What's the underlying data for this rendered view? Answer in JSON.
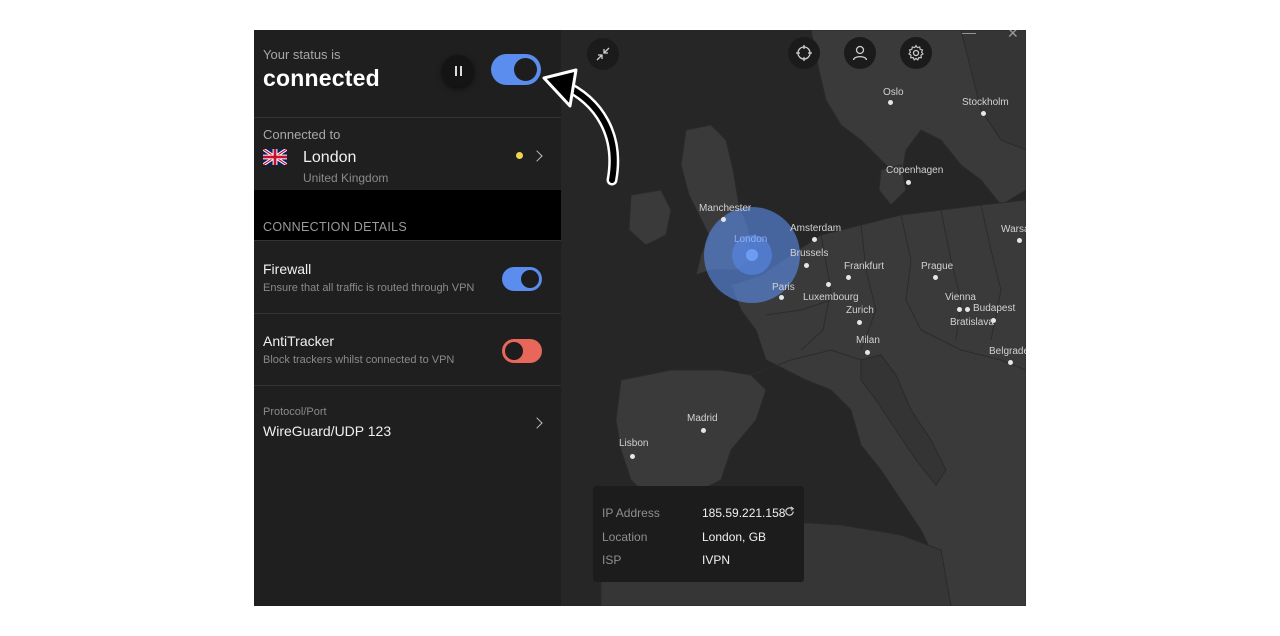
{
  "status": {
    "label": "Your status is",
    "value": "connected"
  },
  "connection": {
    "label": "Connected to",
    "city": "London",
    "country": "United Kingdom"
  },
  "details": {
    "title": "CONNECTION DETAILS",
    "firewall": {
      "title": "Firewall",
      "description": "Ensure that all traffic is routed through VPN"
    },
    "antitracker": {
      "title": "AntiTracker",
      "description": "Block trackers whilst connected to VPN"
    },
    "protocol": {
      "label": "Protocol/Port",
      "value": "WireGuard/UDP 123"
    }
  },
  "map": {
    "cities": [
      {
        "name": "Oslo"
      },
      {
        "name": "Stockholm"
      },
      {
        "name": "Copenhagen"
      },
      {
        "name": "Manchester"
      },
      {
        "name": "London"
      },
      {
        "name": "Amsterdam"
      },
      {
        "name": "Brussels"
      },
      {
        "name": "Warsaw"
      },
      {
        "name": "Frankfurt"
      },
      {
        "name": "Prague"
      },
      {
        "name": "Paris"
      },
      {
        "name": "Luxembourg"
      },
      {
        "name": "Zurich"
      },
      {
        "name": "Vienna"
      },
      {
        "name": "Budapest"
      },
      {
        "name": "Bratislava"
      },
      {
        "name": "Milan"
      },
      {
        "name": "Belgrade"
      },
      {
        "name": "Madrid"
      },
      {
        "name": "Lisbon"
      }
    ]
  },
  "info": {
    "ip_label": "IP Address",
    "ip_value": "185.59.221.158",
    "location_label": "Location",
    "location_value": "London, GB",
    "isp_label": "ISP",
    "isp_value": "IVPN"
  },
  "colors": {
    "accent": "#5b8dee",
    "danger": "#e8675a",
    "load_indicator": "#f2d34e"
  },
  "toggles": {
    "connection_on": true,
    "firewall_on": true,
    "antitracker_on": false
  }
}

» What to do
Filter the records above and return every line that holds the word "description".

» Solution for this task
      "description": "Ensure that all traffic is routed through VPN"
      "description": "Block trackers whilst connected to VPN"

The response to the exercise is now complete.